WHAT IS NEEDED: Retype the material below. Keep every word exactly as it is.

══════════

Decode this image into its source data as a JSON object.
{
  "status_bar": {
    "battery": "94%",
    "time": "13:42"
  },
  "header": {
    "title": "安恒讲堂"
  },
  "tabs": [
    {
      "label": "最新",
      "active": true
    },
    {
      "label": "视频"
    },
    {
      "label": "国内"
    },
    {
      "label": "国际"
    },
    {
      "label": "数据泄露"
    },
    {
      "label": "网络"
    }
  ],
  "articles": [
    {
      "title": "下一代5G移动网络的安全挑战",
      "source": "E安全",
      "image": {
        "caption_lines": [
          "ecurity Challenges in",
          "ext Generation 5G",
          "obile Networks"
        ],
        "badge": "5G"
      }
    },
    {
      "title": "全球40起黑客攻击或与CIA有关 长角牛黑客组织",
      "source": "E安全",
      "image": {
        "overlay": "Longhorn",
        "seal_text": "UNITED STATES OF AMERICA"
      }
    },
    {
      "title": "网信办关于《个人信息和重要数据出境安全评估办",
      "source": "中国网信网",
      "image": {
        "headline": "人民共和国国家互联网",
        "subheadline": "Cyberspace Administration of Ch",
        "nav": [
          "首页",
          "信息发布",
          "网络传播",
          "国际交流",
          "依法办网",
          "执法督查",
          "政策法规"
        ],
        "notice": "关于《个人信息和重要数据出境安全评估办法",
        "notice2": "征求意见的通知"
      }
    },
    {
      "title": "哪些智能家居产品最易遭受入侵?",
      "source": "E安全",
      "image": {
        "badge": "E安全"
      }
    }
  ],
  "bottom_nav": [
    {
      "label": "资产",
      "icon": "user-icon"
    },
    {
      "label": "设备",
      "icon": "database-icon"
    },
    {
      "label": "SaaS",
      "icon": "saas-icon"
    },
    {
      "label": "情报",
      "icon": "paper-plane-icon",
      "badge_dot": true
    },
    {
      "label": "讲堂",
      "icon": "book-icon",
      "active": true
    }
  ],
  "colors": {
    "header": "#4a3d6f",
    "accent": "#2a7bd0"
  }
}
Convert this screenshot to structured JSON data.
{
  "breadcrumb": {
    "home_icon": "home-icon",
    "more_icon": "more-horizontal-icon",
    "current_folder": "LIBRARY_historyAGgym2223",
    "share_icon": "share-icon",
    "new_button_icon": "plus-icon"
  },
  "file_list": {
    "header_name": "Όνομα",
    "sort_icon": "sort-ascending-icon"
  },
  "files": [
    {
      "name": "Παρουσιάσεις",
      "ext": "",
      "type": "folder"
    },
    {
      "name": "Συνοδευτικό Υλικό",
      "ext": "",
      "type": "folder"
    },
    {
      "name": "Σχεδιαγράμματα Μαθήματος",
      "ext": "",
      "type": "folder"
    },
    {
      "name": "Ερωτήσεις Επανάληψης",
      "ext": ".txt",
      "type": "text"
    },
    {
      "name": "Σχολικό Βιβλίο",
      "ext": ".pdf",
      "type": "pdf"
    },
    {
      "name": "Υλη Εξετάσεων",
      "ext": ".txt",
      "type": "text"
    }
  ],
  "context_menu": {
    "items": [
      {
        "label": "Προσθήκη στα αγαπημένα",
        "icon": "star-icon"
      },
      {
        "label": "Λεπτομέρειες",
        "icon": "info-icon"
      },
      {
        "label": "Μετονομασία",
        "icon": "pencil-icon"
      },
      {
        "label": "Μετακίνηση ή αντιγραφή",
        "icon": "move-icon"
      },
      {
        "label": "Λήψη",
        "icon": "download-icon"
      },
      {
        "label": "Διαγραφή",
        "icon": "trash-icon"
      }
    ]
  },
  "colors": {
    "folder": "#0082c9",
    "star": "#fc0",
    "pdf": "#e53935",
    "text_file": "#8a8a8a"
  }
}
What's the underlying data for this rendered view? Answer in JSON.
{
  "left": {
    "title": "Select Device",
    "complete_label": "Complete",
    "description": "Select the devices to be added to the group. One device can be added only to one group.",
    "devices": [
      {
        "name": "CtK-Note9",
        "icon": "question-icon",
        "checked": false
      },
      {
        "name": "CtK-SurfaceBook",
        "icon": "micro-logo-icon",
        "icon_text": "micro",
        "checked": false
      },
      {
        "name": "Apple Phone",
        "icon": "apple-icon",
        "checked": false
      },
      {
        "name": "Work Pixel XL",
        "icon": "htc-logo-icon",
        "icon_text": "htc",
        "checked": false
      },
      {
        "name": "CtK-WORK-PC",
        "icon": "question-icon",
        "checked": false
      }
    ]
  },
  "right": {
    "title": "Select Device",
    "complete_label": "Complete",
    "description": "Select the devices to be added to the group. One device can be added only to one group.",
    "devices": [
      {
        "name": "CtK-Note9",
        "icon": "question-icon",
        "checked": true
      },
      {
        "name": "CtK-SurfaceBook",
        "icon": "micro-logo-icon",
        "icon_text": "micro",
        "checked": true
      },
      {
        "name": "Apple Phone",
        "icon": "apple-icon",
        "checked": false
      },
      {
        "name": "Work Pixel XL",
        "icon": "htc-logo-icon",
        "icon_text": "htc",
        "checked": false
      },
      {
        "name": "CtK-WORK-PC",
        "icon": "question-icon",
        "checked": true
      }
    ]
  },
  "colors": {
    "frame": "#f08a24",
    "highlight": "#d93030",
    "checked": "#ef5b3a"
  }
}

══════════

SOLUTION FOR THIS PROBLEM:
Decode this image into its source data as a JSON object.
{
  "status_bar": {
    "battery": "94%",
    "time": "13:42"
  },
  "header": {
    "title": "安恒讲堂"
  },
  "tabs": [
    {
      "label": "最新",
      "active": true
    },
    {
      "label": "视频"
    },
    {
      "label": "国内"
    },
    {
      "label": "国际"
    },
    {
      "label": "数据泄露"
    },
    {
      "label": "网络"
    }
  ],
  "articles": [
    {
      "title": "下一代5G移动网络的安全挑战",
      "source": "E安全",
      "image": {
        "caption_lines": [
          "ecurity Challenges in",
          "ext Generation 5G",
          "obile Networks"
        ],
        "badge": "5G"
      }
    },
    {
      "title": "全球40起黑客攻击或与CIA有关 长角牛黑客组织",
      "source": "E安全",
      "image": {
        "overlay": "Longhorn",
        "seal_text": "UNITED STATES OF AMERICA"
      }
    },
    {
      "title": "网信办关于《个人信息和重要数据出境安全评估办",
      "source": "中国网信网",
      "image": {
        "headline": "人民共和国国家互联网",
        "subheadline": "Cyberspace Administration of Ch",
        "nav": [
          "首页",
          "信息发布",
          "网络传播",
          "国际交流",
          "依法办网",
          "执法督查",
          "政策法规"
        ],
        "notice": "关于《个人信息和重要数据出境安全评估办法",
        "notice2": "征求意见的通知"
      }
    },
    {
      "title": "哪些智能家居产品最易遭受入侵?",
      "source": "E安全",
      "image": {
        "badge": "E安全"
      }
    }
  ],
  "bottom_nav": [
    {
      "label": "资产",
      "icon": "user-icon"
    },
    {
      "label": "设备",
      "icon": "database-icon"
    },
    {
      "label": "SaaS",
      "icon": "saas-icon"
    },
    {
      "label": "情报",
      "icon": "paper-plane-icon",
      "badge_dot": true
    },
    {
      "label": "讲堂",
      "icon": "book-icon",
      "active": true
    }
  ],
  "colors": {
    "header": "#4a3d6f",
    "accent": "#2a7bd0"
  }
}
Convert this screenshot to structured JSON data.
{
  "breadcrumb": {
    "home_icon": "home-icon",
    "more_icon": "more-horizontal-icon",
    "current_folder": "LIBRARY_historyAGgym2223",
    "share_icon": "share-icon",
    "new_button_icon": "plus-icon"
  },
  "file_list": {
    "header_name": "Όνομα",
    "sort_icon": "sort-ascending-icon"
  },
  "files": [
    {
      "name": "Παρουσιάσεις",
      "ext": "",
      "type": "folder"
    },
    {
      "name": "Συνοδευτικό Υλικό",
      "ext": "",
      "type": "folder"
    },
    {
      "name": "Σχεδιαγράμματα Μαθήματος",
      "ext": "",
      "type": "folder"
    },
    {
      "name": "Ερωτήσεις Επανάληψης",
      "ext": ".txt",
      "type": "text"
    },
    {
      "name": "Σχολικό Βιβλίο",
      "ext": ".pdf",
      "type": "pdf"
    },
    {
      "name": "Υλη Εξετάσεων",
      "ext": ".txt",
      "type": "text"
    }
  ],
  "context_menu": {
    "items": [
      {
        "label": "Προσθήκη στα αγαπημένα",
        "icon": "star-icon"
      },
      {
        "label": "Λεπτομέρειες",
        "icon": "info-icon"
      },
      {
        "label": "Μετονομασία",
        "icon": "pencil-icon"
      },
      {
        "label": "Μετακίνηση ή αντιγραφή",
        "icon": "move-icon"
      },
      {
        "label": "Λήψη",
        "icon": "download-icon"
      },
      {
        "label": "Διαγραφή",
        "icon": "trash-icon"
      }
    ]
  },
  "colors": {
    "folder": "#0082c9",
    "star": "#fc0",
    "pdf": "#e53935",
    "text_file": "#8a8a8a"
  }
}
What's the underlying data for this rendered view? Answer in JSON.
{
  "left": {
    "title": "Select Device",
    "complete_label": "Complete",
    "description": "Select the devices to be added to the group. One device can be added only to one group.",
    "devices": [
      {
        "name": "CtK-Note9",
        "icon": "question-icon",
        "checked": false
      },
      {
        "name": "CtK-SurfaceBook",
        "icon": "micro-logo-icon",
        "icon_text": "micro",
        "checked": false
      },
      {
        "name": "Apple Phone",
        "icon": "apple-icon",
        "checked": false
      },
      {
        "name": "Work Pixel XL",
        "icon": "htc-logo-icon",
        "icon_text": "htc",
        "checked": false
      },
      {
        "name": "CtK-WORK-PC",
        "icon": "question-icon",
        "checked": false
      }
    ]
  },
  "right": {
    "title": "Select Device",
    "complete_label": "Complete",
    "description": "Select the devices to be added to the group. One device can be added only to one group.",
    "devices": [
      {
        "name": "CtK-Note9",
        "icon": "question-icon",
        "checked": true
      },
      {
        "name": "CtK-SurfaceBook",
        "icon": "micro-logo-icon",
        "icon_text": "micro",
        "checked": true
      },
      {
        "name": "Apple Phone",
        "icon": "apple-icon",
        "checked": false
      },
      {
        "name": "Work Pixel XL",
        "icon": "htc-logo-icon",
        "icon_text": "htc",
        "checked": false
      },
      {
        "name": "CtK-WORK-PC",
        "icon": "question-icon",
        "checked": true
      }
    ]
  },
  "colors": {
    "frame": "#f08a24",
    "highlight": "#d93030",
    "checked": "#ef5b3a"
  }
}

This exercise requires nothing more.